Task brief
Here are some records; return them all exactly.

'''

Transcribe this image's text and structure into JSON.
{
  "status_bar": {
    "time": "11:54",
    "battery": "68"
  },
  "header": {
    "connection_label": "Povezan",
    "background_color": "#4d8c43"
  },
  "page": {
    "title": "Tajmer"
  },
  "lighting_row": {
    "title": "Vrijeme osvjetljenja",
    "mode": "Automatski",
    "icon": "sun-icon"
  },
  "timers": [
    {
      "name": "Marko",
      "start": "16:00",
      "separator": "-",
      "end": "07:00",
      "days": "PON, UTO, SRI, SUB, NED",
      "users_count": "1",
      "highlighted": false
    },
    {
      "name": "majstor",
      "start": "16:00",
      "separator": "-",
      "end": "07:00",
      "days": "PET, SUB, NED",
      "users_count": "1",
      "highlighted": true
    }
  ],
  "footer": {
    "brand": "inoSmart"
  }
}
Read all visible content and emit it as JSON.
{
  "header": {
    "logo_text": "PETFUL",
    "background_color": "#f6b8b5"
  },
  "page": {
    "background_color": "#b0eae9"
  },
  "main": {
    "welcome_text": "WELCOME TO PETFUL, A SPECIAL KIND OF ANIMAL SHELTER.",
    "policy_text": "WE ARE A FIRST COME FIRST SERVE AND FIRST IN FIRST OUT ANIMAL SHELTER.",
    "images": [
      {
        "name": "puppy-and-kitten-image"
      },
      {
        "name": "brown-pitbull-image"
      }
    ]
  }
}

'''

Solution for this exercise
Transcribe this image's text and structure into JSON.
{
  "status_bar": {
    "time": "11:54",
    "battery": "68"
  },
  "header": {
    "connection_label": "Povezan",
    "background_color": "#4d8c43"
  },
  "page": {
    "title": "Tajmer"
  },
  "lighting_row": {
    "title": "Vrijeme osvjetljenja",
    "mode": "Automatski",
    "icon": "sun-icon"
  },
  "timers": [
    {
      "name": "Marko",
      "start": "16:00",
      "separator": "-",
      "end": "07:00",
      "days": "PON, UTO, SRI, SUB, NED",
      "users_count": "1",
      "highlighted": false
    },
    {
      "name": "majstor",
      "start": "16:00",
      "separator": "-",
      "end": "07:00",
      "days": "PET, SUB, NED",
      "users_count": "1",
      "highlighted": true
    }
  ],
  "footer": {
    "brand": "inoSmart"
  }
}
Read all visible content and emit it as JSON.
{
  "header": {
    "logo_text": "PETFUL",
    "background_color": "#f6b8b5"
  },
  "page": {
    "background_color": "#b0eae9"
  },
  "main": {
    "welcome_text": "WELCOME TO PETFUL, A SPECIAL KIND OF ANIMAL SHELTER.",
    "policy_text": "WE ARE A FIRST COME FIRST SERVE AND FIRST IN FIRST OUT ANIMAL SHELTER.",
    "images": [
      {
        "name": "puppy-and-kitten-image"
      },
      {
        "name": "brown-pitbull-image"
      }
    ]
  }
}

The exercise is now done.